**Data entries**

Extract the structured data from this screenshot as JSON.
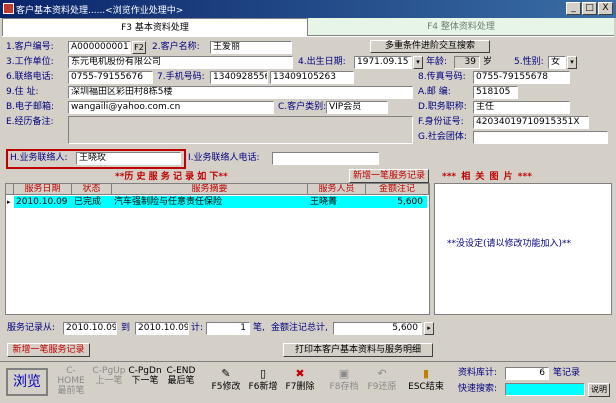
{
  "window": {
    "title": "客户基本资料处理......<浏览作业处理中>",
    "minimize": "_",
    "maximize": "□",
    "close": "X"
  },
  "tabs": [
    {
      "label": "F3 基本资料处理"
    },
    {
      "label": "F4 整体资料处理"
    }
  ],
  "form": {
    "cust_no": {
      "label": "1.客户编号:",
      "value": "A000000001",
      "btn": "F2"
    },
    "cust_name": {
      "label": "2.客户名称:",
      "value": "王爱丽"
    },
    "multi_search": {
      "label": "多重条件进阶交互搜索"
    },
    "company": {
      "label": "3.工作单位:",
      "value": "东元电机股份有限公司"
    },
    "birth": {
      "label": "4.出生日期:",
      "value": "1971.09.15"
    },
    "age": {
      "label": "年龄:",
      "value": "39",
      "unit": "岁"
    },
    "gender": {
      "label": "5.性别:",
      "value": "女"
    },
    "phone": {
      "label": "6.联络电话:",
      "value": "0755-79155676"
    },
    "mobile": {
      "label": "7.手机号码:",
      "value": "13409285569",
      "value2": "13409105263"
    },
    "fax": {
      "label": "8.传真号码:",
      "value": "0755-79155678"
    },
    "address": {
      "label": "9.住    址:",
      "value": "深圳福田区彩田村8栋5楼"
    },
    "zip": {
      "label": "A.邮    编:",
      "value": "518105"
    },
    "email": {
      "label": "B.电子邮箱:",
      "value": "wangaili@yahoo.com.cn"
    },
    "cust_type": {
      "label": "C.客户类别:",
      "value": "VIP会员"
    },
    "job": {
      "label": "D.职务职称:",
      "value": "主任"
    },
    "notes": {
      "label": "E.经历备注:",
      "value": ""
    },
    "id_no": {
      "label": "F.身份证号:",
      "value": "42034019710915351X"
    },
    "group": {
      "label": "G.社会团体:",
      "value": ""
    },
    "contact": {
      "label": "H.业务联络人:",
      "value": "王晓玫"
    },
    "contact_phone": {
      "label": "I.业务联络人电话:",
      "value": ""
    }
  },
  "history": {
    "title": "**历 史 服 务 记 录 如 下**",
    "add_btn": "新增一笔服务记录",
    "columns": [
      "服务日期",
      "状态",
      "服务摘要",
      "服务人员",
      "金额注记"
    ],
    "rows": [
      {
        "date": "2010.10.09",
        "status": "已完成",
        "summary": "汽车强制险与任意责任保险",
        "staff": "王晓菁",
        "amount": "5,600"
      }
    ]
  },
  "pictures": {
    "title": "***  相 关 图 片  ***",
    "empty": "**没设定(请以修改功能加入)**"
  },
  "summary": {
    "range_label": "服务记录从:",
    "from": "2010.10.09",
    "to_label": "到",
    "to": "2010.10.09",
    "count_label": "计:",
    "count": "1",
    "count_unit": "笔,",
    "amount_label": "金额注记总计,",
    "amount": "5,600"
  },
  "actions": {
    "add_record": "新增一笔服务记录",
    "print": "打印本客户基本资料与服务明细"
  },
  "toolbar": {
    "browse": "浏览",
    "buttons": [
      {
        "l1": "C-HOME",
        "l2": "最前笔",
        "disabled": true
      },
      {
        "l1": "C-PgUp",
        "l2": "上一笔",
        "disabled": true
      },
      {
        "l1": "C-PgDn",
        "l2": "下一笔",
        "disabled": false
      },
      {
        "l1": "C-END",
        "l2": "最后笔",
        "disabled": false
      },
      {
        "l1": "F5修改",
        "disabled": false
      },
      {
        "l1": "F6新增",
        "disabled": false
      },
      {
        "l1": "F7删除",
        "disabled": false
      },
      {
        "l1": "F8存档",
        "disabled": true
      },
      {
        "l1": "F9还原",
        "disabled": true
      },
      {
        "l1": "ESC结束",
        "disabled": false
      }
    ],
    "db_count_label": "资料库计:",
    "db_count": "6",
    "db_count_unit": "笔记录",
    "quick_search_label": "快速搜索:",
    "quick_search_value": "",
    "help": "说明"
  },
  "colors": {
    "title_bar": "#0a246a",
    "highlight_row": "#00ffff",
    "label_blue": "#000080",
    "label_red": "#c00000",
    "active_tab": "#ffffff",
    "inactive_tab": "#e6f5e6",
    "contact_box": "#c00000"
  }
}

**Exercise task**
Output all of the records exactly as they appear above, but not the pictures.

**Exercise output**
Extract the structured data from this screenshot as JSON.
{
  "window": {
    "title": "客户基本资料处理......<浏览作业处理中>",
    "minimize": "_",
    "maximize": "□",
    "close": "X"
  },
  "tabs": [
    {
      "label": "F3 基本资料处理"
    },
    {
      "label": "F4 整体资料处理"
    }
  ],
  "form": {
    "cust_no": {
      "label": "1.客户编号:",
      "value": "A000000001",
      "btn": "F2"
    },
    "cust_name": {
      "label": "2.客户名称:",
      "value": "王爱丽"
    },
    "multi_search": {
      "label": "多重条件进阶交互搜索"
    },
    "company": {
      "label": "3.工作单位:",
      "value": "东元电机股份有限公司"
    },
    "birth": {
      "label": "4.出生日期:",
      "value": "1971.09.15"
    },
    "age": {
      "label": "年龄:",
      "value": "39",
      "unit": "岁"
    },
    "gender": {
      "label": "5.性别:",
      "value": "女"
    },
    "phone": {
      "label": "6.联络电话:",
      "value": "0755-79155676"
    },
    "mobile": {
      "label": "7.手机号码:",
      "value": "13409285569",
      "value2": "13409105263"
    },
    "fax": {
      "label": "8.传真号码:",
      "value": "0755-79155678"
    },
    "address": {
      "label": "9.住    址:",
      "value": "深圳福田区彩田村8栋5楼"
    },
    "zip": {
      "label": "A.邮    编:",
      "value": "518105"
    },
    "email": {
      "label": "B.电子邮箱:",
      "value": "wangaili@yahoo.com.cn"
    },
    "cust_type": {
      "label": "C.客户类别:",
      "value": "VIP会员"
    },
    "job": {
      "label": "D.职务职称:",
      "value": "主任"
    },
    "notes": {
      "label": "E.经历备注:",
      "value": ""
    },
    "id_no": {
      "label": "F.身份证号:",
      "value": "42034019710915351X"
    },
    "group": {
      "label": "G.社会团体:",
      "value": ""
    },
    "contact": {
      "label": "H.业务联络人:",
      "value": "王晓玫"
    },
    "contact_phone": {
      "label": "I.业务联络人电话:",
      "value": ""
    }
  },
  "history": {
    "title": "**历 史 服 务 记 录 如 下**",
    "add_btn": "新增一笔服务记录",
    "columns": [
      "服务日期",
      "状态",
      "服务摘要",
      "服务人员",
      "金额注记"
    ],
    "rows": [
      {
        "date": "2010.10.09",
        "status": "已完成",
        "summary": "汽车强制险与任意责任保险",
        "staff": "王晓菁",
        "amount": "5,600"
      }
    ]
  },
  "pictures": {
    "title": "***  相 关 图 片  ***",
    "empty": "**没设定(请以修改功能加入)**"
  },
  "summary": {
    "range_label": "服务记录从:",
    "from": "2010.10.09",
    "to_label": "到",
    "to": "2010.10.09",
    "count_label": "计:",
    "count": "1",
    "count_unit": "笔,",
    "amount_label": "金额注记总计,",
    "amount": "5,600"
  },
  "actions": {
    "add_record": "新增一笔服务记录",
    "print": "打印本客户基本资料与服务明细"
  },
  "toolbar": {
    "browse": "浏览",
    "buttons": [
      {
        "l1": "C-HOME",
        "l2": "最前笔",
        "disabled": true
      },
      {
        "l1": "C-PgUp",
        "l2": "上一笔",
        "disabled": true
      },
      {
        "l1": "C-PgDn",
        "l2": "下一笔",
        "disabled": false
      },
      {
        "l1": "C-END",
        "l2": "最后笔",
        "disabled": false
      },
      {
        "l1": "F5修改",
        "disabled": false
      },
      {
        "l1": "F6新增",
        "disabled": false
      },
      {
        "l1": "F7删除",
        "disabled": false
      },
      {
        "l1": "F8存档",
        "disabled": true
      },
      {
        "l1": "F9还原",
        "disabled": true
      },
      {
        "l1": "ESC结束",
        "disabled": false
      }
    ],
    "db_count_label": "资料库计:",
    "db_count": "6",
    "db_count_unit": "笔记录",
    "quick_search_label": "快速搜索:",
    "quick_search_value": "",
    "help": "说明"
  },
  "colors": {
    "title_bar": "#0a246a",
    "highlight_row": "#00ffff",
    "label_blue": "#000080",
    "label_red": "#c00000",
    "active_tab": "#ffffff",
    "inactive_tab": "#e6f5e6",
    "contact_box": "#c00000"
  }
}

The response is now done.